=== What is expected ===
Reproduce the entries in full, with no changes.

=== Stored records ===
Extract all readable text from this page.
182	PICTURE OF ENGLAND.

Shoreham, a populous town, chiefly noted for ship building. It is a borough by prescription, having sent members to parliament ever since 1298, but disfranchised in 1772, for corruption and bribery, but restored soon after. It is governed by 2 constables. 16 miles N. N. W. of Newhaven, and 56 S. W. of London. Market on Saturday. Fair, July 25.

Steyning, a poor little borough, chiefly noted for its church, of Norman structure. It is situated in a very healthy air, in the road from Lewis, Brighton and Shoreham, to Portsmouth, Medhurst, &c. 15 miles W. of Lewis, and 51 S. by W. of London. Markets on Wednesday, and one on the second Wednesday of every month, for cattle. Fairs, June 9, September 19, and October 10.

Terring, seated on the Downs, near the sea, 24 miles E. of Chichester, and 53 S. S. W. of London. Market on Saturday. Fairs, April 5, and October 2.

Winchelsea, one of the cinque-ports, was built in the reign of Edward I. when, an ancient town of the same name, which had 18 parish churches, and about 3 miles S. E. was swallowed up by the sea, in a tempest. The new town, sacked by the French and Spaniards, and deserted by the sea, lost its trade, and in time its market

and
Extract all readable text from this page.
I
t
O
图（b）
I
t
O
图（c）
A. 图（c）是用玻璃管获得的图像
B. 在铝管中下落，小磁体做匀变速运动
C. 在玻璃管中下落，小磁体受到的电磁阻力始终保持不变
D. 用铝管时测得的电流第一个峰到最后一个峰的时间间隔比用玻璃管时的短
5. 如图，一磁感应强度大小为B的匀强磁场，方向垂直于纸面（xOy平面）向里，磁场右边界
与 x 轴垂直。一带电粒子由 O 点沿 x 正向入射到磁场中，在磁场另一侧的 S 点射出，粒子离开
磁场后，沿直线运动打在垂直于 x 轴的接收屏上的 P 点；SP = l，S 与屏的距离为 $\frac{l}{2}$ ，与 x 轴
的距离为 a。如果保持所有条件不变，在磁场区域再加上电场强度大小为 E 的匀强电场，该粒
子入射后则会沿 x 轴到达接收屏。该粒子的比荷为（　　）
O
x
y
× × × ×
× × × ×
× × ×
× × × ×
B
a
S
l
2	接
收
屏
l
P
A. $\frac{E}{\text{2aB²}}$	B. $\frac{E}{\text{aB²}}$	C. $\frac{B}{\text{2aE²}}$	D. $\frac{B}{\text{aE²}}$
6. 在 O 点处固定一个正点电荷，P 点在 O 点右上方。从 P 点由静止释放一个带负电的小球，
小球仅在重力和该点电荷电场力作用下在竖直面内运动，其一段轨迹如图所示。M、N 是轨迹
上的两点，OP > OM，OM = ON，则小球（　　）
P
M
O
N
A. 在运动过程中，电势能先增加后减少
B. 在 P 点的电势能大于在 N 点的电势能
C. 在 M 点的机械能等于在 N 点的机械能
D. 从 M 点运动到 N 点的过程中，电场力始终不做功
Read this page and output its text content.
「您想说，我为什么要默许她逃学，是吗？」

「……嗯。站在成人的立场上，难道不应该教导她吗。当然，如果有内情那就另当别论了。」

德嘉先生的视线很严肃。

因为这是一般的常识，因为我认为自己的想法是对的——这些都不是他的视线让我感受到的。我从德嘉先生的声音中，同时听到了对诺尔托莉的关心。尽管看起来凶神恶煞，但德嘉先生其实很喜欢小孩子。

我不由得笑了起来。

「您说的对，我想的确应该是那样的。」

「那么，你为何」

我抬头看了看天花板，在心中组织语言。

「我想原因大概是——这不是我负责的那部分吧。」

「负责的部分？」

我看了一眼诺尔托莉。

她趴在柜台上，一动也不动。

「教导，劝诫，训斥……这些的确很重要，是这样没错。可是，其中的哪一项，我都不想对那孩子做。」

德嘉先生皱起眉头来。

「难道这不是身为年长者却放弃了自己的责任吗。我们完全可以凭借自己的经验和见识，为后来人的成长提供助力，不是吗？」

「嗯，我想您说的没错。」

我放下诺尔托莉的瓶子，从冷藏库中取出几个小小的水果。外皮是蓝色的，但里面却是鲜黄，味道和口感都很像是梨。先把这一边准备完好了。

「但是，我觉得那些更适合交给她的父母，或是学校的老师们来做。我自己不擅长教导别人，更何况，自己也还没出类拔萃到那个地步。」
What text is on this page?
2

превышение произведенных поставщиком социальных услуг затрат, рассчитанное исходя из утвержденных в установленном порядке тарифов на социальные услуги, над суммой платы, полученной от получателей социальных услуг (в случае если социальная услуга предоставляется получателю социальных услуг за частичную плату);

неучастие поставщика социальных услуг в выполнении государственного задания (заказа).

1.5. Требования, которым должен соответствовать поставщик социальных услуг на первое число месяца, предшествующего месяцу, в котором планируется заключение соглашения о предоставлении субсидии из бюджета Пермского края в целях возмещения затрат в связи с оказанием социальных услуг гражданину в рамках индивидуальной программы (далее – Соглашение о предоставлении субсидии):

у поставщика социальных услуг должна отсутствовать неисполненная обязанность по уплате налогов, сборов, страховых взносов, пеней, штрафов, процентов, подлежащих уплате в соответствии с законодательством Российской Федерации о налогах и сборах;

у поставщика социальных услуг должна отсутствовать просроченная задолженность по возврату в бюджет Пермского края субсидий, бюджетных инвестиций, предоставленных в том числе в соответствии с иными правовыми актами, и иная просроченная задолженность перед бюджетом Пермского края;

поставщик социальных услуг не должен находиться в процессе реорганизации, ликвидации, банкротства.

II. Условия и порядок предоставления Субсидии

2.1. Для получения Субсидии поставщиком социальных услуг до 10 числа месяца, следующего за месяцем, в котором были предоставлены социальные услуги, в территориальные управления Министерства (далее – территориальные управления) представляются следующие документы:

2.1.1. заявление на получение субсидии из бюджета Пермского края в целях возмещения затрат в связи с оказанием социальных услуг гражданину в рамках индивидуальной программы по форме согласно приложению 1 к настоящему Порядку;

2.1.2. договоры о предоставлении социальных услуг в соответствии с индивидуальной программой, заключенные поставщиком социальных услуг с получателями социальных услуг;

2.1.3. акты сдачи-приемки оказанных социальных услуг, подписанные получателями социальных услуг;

=== Reply ===
Extract all readable text from this page.
182	PICTURE OF ENGLAND.

Shoreham, a populous town, chiefly noted for ship building. It is a borough by prescription, having sent members to parliament ever since 1298, but disfranchised in 1772, for corruption and bribery, but restored soon after. It is governed by 2 constables. 16 miles N. N. W. of Newhaven, and 56 S. W. of London. Market on Saturday. Fair, July 25.

Steyning, a poor little borough, chiefly noted for its church, of Norman structure. It is situated in a very healthy air, in the road from Lewis, Brighton and Shoreham, to Portsmouth, Medhurst, &c. 15 miles W. of Lewis, and 51 S. by W. of London. Markets on Wednesday, and one on the second Wednesday of every month, for cattle. Fairs, June 9, September 19, and October 10.

Terring, seated on the Downs, near the sea, 24 miles E. of Chichester, and 53 S. S. W. of London. Market on Saturday. Fairs, April 5, and October 2.

Winchelsea, one of the cinque-ports, was built in the reign of Edward I. when, an ancient town of the same name, which had 18 parish churches, and about 3 miles S. E. was swallowed up by the sea, in a tempest. The new town, sacked by the French and Spaniards, and deserted by the sea, lost its trade, and in time its market

and
Extract all readable text from this page.
I
t
O
图（b）
I
t
O
图（c）
A. 图（c）是用玻璃管获得的图像
B. 在铝管中下落，小磁体做匀变速运动
C. 在玻璃管中下落，小磁体受到的电磁阻力始终保持不变
D. 用铝管时测得的电流第一个峰到最后一个峰的时间间隔比用玻璃管时的短
5. 如图，一磁感应强度大小为B的匀强磁场，方向垂直于纸面（xOy平面）向里，磁场右边界
与 x 轴垂直。一带电粒子由 O 点沿 x 正向入射到磁场中，在磁场另一侧的 S 点射出，粒子离开
磁场后，沿直线运动打在垂直于 x 轴的接收屏上的 P 点；SP = l，S 与屏的距离为 $\frac{l}{2}$ ，与 x 轴
的距离为 a。如果保持所有条件不变，在磁场区域再加上电场强度大小为 E 的匀强电场，该粒
子入射后则会沿 x 轴到达接收屏。该粒子的比荷为（　　）
O
x
y
× × × ×
× × × ×
× × ×
× × × ×
B
a
S
l
2	接
收
屏
l
P
A. $\frac{E}{\text{2aB²}}$	B. $\frac{E}{\text{aB²}}$	C. $\frac{B}{\text{2aE²}}$	D. $\frac{B}{\text{aE²}}$
6. 在 O 点处固定一个正点电荷，P 点在 O 点右上方。从 P 点由静止释放一个带负电的小球，
小球仅在重力和该点电荷电场力作用下在竖直面内运动，其一段轨迹如图所示。M、N 是轨迹
上的两点，OP > OM，OM = ON，则小球（　　）
P
M
O
N
A. 在运动过程中，电势能先增加后减少
B. 在 P 点的电势能大于在 N 点的电势能
C. 在 M 点的机械能等于在 N 点的机械能
D. 从 M 点运动到 N 点的过程中，电场力始终不做功
Read this page and output its text content.
「您想说，我为什么要默许她逃学，是吗？」

「……嗯。站在成人的立场上，难道不应该教导她吗。当然，如果有内情那就另当别论了。」

德嘉先生的视线很严肃。

因为这是一般的常识，因为我认为自己的想法是对的——这些都不是他的视线让我感受到的。我从德嘉先生的声音中，同时听到了对诺尔托莉的关心。尽管看起来凶神恶煞，但德嘉先生其实很喜欢小孩子。

我不由得笑了起来。

「您说的对，我想的确应该是那样的。」

「那么，你为何」

我抬头看了看天花板，在心中组织语言。

「我想原因大概是——这不是我负责的那部分吧。」

「负责的部分？」

我看了一眼诺尔托莉。

她趴在柜台上，一动也不动。

「教导，劝诫，训斥……这些的确很重要，是这样没错。可是，其中的哪一项，我都不想对那孩子做。」

德嘉先生皱起眉头来。

「难道这不是身为年长者却放弃了自己的责任吗。我们完全可以凭借自己的经验和见识，为后来人的成长提供助力，不是吗？」

「嗯，我想您说的没错。」

我放下诺尔托莉的瓶子，从冷藏库中取出几个小小的水果。外皮是蓝色的，但里面却是鲜黄，味道和口感都很像是梨。先把这一边准备完好了。

「但是，我觉得那些更适合交给她的父母，或是学校的老师们来做。我自己不擅长教导别人，更何况，自己也还没出类拔萃到那个地步。」
What text is on this page?
2

превышение произведенных поставщиком социальных услуг затрат, рассчитанное исходя из утвержденных в установленном порядке тарифов на социальные услуги, над суммой платы, полученной от получателей социальных услуг (в случае если социальная услуга предоставляется получателю социальных услуг за частичную плату);

неучастие поставщика социальных услуг в выполнении государственного задания (заказа).

1.5. Требования, которым должен соответствовать поставщик социальных услуг на первое число месяца, предшествующего месяцу, в котором планируется заключение соглашения о предоставлении субсидии из бюджета Пермского края в целях возмещения затрат в связи с оказанием социальных услуг гражданину в рамках индивидуальной программы (далее – Соглашение о предоставлении субсидии):

у поставщика социальных услуг должна отсутствовать неисполненная обязанность по уплате налогов, сборов, страховых взносов, пеней, штрафов, процентов, подлежащих уплате в соответствии с законодательством Российской Федерации о налогах и сборах;

у поставщика социальных услуг должна отсутствовать просроченная задолженность по возврату в бюджет Пермского края субсидий, бюджетных инвестиций, предоставленных в том числе в соответствии с иными правовыми актами, и иная просроченная задолженность перед бюджетом Пермского края;

поставщик социальных услуг не должен находиться в процессе реорганизации, ликвидации, банкротства.

II. Условия и порядок предоставления Субсидии

2.1. Для получения Субсидии поставщиком социальных услуг до 10 числа месяца, следующего за месяцем, в котором были предоставлены социальные услуги, в территориальные управления Министерства (далее – территориальные управления) представляются следующие документы:

2.1.1. заявление на получение субсидии из бюджета Пермского края в целях возмещения затрат в связи с оказанием социальных услуг гражданину в рамках индивидуальной программы по форме согласно приложению 1 к настоящему Порядку;

2.1.2. договоры о предоставлении социальных услуг в соответствии с индивидуальной программой, заключенные поставщиком социальных услуг с получателями социальных услуг;

2.1.3. акты сдачи-приемки оказанных социальных услуг, подписанные получателями социальных услуг;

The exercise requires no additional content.